- [Problem to work on]
Copy the listing below line for line, without changing a single character.
## Begin
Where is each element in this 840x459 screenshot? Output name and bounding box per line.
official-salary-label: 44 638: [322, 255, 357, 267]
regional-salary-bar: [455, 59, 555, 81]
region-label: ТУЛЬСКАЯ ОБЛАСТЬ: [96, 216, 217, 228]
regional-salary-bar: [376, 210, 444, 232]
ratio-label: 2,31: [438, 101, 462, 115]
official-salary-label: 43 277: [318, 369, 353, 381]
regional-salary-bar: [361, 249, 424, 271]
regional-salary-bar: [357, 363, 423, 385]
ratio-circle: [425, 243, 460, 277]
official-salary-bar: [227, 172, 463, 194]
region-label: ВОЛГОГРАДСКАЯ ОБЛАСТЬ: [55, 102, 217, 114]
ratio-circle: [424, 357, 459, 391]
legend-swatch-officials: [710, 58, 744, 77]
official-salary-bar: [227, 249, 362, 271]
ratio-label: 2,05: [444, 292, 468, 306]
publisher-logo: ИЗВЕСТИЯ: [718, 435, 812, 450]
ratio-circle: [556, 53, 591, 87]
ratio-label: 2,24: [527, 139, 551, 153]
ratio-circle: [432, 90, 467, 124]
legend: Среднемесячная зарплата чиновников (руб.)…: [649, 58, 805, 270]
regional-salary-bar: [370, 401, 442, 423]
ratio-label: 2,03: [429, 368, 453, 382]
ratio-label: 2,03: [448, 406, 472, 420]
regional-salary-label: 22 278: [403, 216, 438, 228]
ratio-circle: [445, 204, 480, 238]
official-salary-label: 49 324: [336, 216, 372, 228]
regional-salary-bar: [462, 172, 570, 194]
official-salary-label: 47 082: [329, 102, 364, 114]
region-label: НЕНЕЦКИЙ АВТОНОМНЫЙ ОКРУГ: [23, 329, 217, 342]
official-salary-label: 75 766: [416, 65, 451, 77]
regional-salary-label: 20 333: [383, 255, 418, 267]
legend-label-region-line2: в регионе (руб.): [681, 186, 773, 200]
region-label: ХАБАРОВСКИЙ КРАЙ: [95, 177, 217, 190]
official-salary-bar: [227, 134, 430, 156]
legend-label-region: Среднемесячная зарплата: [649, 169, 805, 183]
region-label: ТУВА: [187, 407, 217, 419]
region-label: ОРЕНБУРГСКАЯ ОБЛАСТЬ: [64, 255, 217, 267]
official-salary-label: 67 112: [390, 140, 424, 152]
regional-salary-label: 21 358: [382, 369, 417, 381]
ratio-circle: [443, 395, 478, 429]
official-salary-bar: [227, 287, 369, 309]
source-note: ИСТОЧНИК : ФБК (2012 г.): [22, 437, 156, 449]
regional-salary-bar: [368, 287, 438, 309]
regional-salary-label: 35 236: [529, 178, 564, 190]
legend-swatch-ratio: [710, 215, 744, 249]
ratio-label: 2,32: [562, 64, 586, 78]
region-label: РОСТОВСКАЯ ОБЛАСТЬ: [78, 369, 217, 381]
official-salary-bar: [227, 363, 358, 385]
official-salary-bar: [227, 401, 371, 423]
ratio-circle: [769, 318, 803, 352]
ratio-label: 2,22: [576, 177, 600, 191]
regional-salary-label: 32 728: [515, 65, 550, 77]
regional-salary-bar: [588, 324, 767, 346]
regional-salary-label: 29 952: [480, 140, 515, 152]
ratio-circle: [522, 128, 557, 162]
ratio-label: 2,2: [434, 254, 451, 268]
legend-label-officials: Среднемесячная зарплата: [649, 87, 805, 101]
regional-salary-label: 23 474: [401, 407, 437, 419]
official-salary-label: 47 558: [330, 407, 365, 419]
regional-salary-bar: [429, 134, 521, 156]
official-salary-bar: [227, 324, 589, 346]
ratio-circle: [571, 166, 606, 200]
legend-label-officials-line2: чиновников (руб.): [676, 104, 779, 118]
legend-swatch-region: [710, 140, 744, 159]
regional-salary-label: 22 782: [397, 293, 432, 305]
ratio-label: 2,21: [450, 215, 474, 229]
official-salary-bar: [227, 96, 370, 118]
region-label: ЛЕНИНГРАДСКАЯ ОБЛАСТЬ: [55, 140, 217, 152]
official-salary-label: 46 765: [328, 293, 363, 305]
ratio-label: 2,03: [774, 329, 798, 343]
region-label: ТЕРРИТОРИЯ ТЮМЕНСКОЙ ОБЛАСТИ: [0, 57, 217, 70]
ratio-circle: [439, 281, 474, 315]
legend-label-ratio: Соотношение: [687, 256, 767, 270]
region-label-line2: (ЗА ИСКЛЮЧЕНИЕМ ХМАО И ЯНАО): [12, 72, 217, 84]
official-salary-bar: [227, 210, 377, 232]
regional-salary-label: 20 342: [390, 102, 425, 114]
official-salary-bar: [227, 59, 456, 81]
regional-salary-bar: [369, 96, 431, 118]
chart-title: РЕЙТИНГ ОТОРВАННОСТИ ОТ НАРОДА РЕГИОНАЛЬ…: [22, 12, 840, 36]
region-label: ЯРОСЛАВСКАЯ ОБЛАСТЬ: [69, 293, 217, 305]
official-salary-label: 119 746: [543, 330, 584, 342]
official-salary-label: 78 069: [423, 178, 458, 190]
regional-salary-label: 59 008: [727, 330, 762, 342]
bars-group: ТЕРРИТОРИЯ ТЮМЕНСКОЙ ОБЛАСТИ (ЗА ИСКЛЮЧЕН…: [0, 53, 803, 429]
## End
- [Complete answer]
Where is each element in this 840x459 screenshot? Output name and bounding box per line.
official-salary-label: 44 638: [322, 255, 357, 267]
regional-salary-bar: [455, 59, 555, 81]
region-label: ТУЛЬСКАЯ ОБЛАСТЬ: [96, 216, 217, 228]
regional-salary-bar: [376, 210, 444, 232]
ratio-label: 2,31: [438, 101, 462, 115]
official-salary-label: 43 277: [318, 369, 353, 381]
regional-salary-bar: [361, 249, 424, 271]
regional-salary-bar: [357, 363, 423, 385]
ratio-circle: [425, 243, 460, 277]
official-salary-bar: [227, 172, 463, 194]
region-label: ВОЛГОГРАДСКАЯ ОБЛАСТЬ: [55, 102, 217, 114]
ratio-circle: [424, 357, 459, 391]
legend-swatch-officials: [710, 58, 744, 77]
official-salary-bar: [227, 249, 362, 271]
ratio-label: 2,05: [444, 292, 468, 306]
publisher-logo: ИЗВЕСТИЯ: [718, 435, 812, 450]
ratio-circle: [556, 53, 591, 87]
ratio-label: 2,24: [527, 139, 551, 153]
ratio-circle: [432, 90, 467, 124]
legend: Среднемесячная зарплата чиновников (руб.)…: [649, 58, 805, 270]
regional-salary-bar: [370, 401, 442, 423]
ratio-label: 2,03: [429, 368, 453, 382]
ratio-label: 2,03: [448, 406, 472, 420]
regional-salary-label: 22 278: [403, 216, 438, 228]
ratio-circle: [445, 204, 480, 238]
official-salary-label: 49 324: [336, 216, 372, 228]
regional-salary-bar: [462, 172, 570, 194]
official-salary-label: 47 082: [329, 102, 364, 114]
region-label: НЕНЕЦКИЙ АВТОНОМНЫЙ ОКРУГ: [23, 329, 217, 342]
official-salary-label: 75 766: [416, 65, 451, 77]
regional-salary-label: 20 333: [383, 255, 418, 267]
legend-label-region-line2: в регионе (руб.): [681, 186, 773, 200]
region-label: ХАБАРОВСКИЙ КРАЙ: [95, 177, 217, 190]
official-salary-bar: [227, 134, 430, 156]
legend-label-region: Среднемесячная зарплата: [649, 169, 805, 183]
region-label: ТУВА: [187, 407, 217, 419]
region-label: ОРЕНБУРГСКАЯ ОБЛАСТЬ: [64, 255, 217, 267]
official-salary-label: 67 112: [390, 140, 424, 152]
regional-salary-label: 21 358: [382, 369, 417, 381]
ratio-circle: [443, 395, 478, 429]
official-salary-bar: [227, 287, 369, 309]
source-note: ИСТОЧНИК : ФБК (2012 г.): [22, 437, 156, 449]
regional-salary-bar: [368, 287, 438, 309]
regional-salary-label: 35 236: [529, 178, 564, 190]
legend-swatch-ratio: [710, 215, 744, 249]
ratio-label: 2,32: [562, 64, 586, 78]
region-label: РОСТОВСКАЯ ОБЛАСТЬ: [78, 369, 217, 381]
official-salary-bar: [227, 363, 358, 385]
official-salary-bar: [227, 401, 371, 423]
ratio-circle: [769, 318, 803, 352]
ratio-label: 2,22: [576, 177, 600, 191]
regional-salary-label: 32 728: [515, 65, 550, 77]
regional-salary-bar: [588, 324, 767, 346]
regional-salary-label: 29 952: [480, 140, 515, 152]
ratio-circle: [522, 128, 557, 162]
ratio-label: 2,2: [434, 254, 451, 268]
legend-label-officials: Среднемесячная зарплата: [649, 87, 805, 101]
regional-salary-label: 23 474: [401, 407, 437, 419]
official-salary-label: 47 558: [330, 407, 365, 419]
regional-salary-bar: [429, 134, 521, 156]
official-salary-bar: [227, 324, 589, 346]
ratio-circle: [571, 166, 606, 200]
legend-label-officials-line2: чиновников (руб.): [676, 104, 779, 118]
legend-swatch-region: [710, 140, 744, 159]
regional-salary-label: 22 782: [397, 293, 432, 305]
ratio-label: 2,21: [450, 215, 474, 229]
official-salary-bar: [227, 96, 370, 118]
region-label: ЛЕНИНГРАДСКАЯ ОБЛАСТЬ: [55, 140, 217, 152]
official-salary-label: 46 765: [328, 293, 363, 305]
ratio-label: 2,03: [774, 329, 798, 343]
region-label: ТЕРРИТОРИЯ ТЮМЕНСКОЙ ОБЛАСТИ: [0, 57, 217, 70]
ratio-circle: [439, 281, 474, 315]
legend-label-ratio: Соотношение: [687, 256, 767, 270]
region-label-line2: (ЗА ИСКЛЮЧЕНИЕМ ХМАО И ЯНАО): [12, 72, 217, 84]
official-salary-bar: [227, 210, 377, 232]
regional-salary-label: 20 342: [390, 102, 425, 114]
official-salary-bar: [227, 59, 456, 81]
regional-salary-bar: [369, 96, 431, 118]
chart-title: РЕЙТИНГ ОТОРВАННОСТИ ОТ НАРОДА РЕГИОНАЛЬ…: [22, 12, 840, 36]
region-label: ЯРОСЛАВСКАЯ ОБЛАСТЬ: [69, 293, 217, 305]
official-salary-label: 119 746: [543, 330, 584, 342]
official-salary-label: 78 069: [423, 178, 458, 190]
regional-salary-label: 59 008: [727, 330, 762, 342]
bars-group: ТЕРРИТОРИЯ ТЮМЕНСКОЙ ОБЛАСТИ (ЗА ИСКЛЮЧЕН…: [0, 53, 803, 429]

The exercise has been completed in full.